Write out all lines holding the word "ADOPTION".

━━━━━━━━━━━━━━━━

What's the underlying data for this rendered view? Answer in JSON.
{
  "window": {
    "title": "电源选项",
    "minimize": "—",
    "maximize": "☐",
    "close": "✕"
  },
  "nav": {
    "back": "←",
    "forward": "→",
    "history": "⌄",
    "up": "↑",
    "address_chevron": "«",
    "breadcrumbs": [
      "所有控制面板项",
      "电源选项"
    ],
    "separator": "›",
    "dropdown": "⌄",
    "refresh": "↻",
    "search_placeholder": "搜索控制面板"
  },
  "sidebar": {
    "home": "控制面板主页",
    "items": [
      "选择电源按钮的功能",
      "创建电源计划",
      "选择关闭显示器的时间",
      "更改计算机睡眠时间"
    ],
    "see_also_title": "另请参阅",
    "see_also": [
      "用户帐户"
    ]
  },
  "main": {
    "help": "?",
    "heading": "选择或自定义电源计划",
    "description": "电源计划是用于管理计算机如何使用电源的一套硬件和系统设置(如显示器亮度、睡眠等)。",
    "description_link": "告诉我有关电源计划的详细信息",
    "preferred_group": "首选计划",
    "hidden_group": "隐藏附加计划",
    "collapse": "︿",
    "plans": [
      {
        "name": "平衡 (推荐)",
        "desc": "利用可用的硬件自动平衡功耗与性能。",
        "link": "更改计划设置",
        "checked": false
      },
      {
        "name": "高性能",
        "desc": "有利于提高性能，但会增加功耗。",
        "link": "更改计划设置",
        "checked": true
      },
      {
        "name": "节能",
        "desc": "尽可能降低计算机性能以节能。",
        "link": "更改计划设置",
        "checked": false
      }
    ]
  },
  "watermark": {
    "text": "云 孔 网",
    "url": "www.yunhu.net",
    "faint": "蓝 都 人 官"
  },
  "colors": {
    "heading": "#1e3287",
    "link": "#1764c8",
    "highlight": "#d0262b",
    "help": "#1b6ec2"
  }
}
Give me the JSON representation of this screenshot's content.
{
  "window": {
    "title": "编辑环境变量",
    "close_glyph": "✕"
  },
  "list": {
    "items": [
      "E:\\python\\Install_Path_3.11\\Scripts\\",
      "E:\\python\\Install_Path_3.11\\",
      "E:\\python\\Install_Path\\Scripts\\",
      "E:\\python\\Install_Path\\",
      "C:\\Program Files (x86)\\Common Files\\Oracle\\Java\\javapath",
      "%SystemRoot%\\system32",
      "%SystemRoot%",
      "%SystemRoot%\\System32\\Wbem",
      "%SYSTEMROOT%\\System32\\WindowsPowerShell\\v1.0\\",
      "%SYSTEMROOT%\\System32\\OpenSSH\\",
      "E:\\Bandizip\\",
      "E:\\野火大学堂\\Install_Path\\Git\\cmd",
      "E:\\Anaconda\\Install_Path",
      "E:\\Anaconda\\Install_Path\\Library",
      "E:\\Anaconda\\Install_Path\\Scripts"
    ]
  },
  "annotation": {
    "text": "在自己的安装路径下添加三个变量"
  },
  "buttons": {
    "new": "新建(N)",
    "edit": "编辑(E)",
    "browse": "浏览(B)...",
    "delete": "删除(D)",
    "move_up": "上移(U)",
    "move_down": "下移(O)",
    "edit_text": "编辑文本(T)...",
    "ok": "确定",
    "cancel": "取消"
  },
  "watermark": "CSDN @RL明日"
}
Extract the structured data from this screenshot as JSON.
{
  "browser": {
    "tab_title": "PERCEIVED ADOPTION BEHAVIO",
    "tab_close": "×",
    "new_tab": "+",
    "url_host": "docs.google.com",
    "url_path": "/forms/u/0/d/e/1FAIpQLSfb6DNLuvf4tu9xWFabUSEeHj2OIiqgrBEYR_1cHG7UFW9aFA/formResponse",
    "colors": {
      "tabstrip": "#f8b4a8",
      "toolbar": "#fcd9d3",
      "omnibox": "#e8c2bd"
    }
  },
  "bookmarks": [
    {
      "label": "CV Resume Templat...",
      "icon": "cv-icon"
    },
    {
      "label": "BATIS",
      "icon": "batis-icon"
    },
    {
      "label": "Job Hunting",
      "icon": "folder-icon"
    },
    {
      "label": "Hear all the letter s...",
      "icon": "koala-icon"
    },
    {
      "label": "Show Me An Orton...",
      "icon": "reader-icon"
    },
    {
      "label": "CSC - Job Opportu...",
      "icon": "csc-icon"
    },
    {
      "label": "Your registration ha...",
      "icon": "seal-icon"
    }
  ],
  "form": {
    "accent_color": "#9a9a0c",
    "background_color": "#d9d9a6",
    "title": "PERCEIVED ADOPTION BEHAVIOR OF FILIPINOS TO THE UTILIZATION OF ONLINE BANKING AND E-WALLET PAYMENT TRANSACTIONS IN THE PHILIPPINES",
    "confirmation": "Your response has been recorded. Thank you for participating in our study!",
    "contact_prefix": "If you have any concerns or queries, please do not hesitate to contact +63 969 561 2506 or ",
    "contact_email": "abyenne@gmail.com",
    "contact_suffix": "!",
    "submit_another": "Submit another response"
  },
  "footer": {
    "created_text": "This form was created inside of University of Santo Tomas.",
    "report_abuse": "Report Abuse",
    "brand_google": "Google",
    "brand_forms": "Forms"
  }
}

━━━━━━━━━━━━━━━━

-- Output for this task --
    "tab_title": "PERCEIVED ADOPTION BEHAVIO",
    "title": "PERCEIVED ADOPTION BEHAVIOR OF FILIPINOS TO THE UTILIZATION OF ONLINE BANKING AND E-WALLET PAYMENT TRANSACTIONS IN THE PHILIPPINES",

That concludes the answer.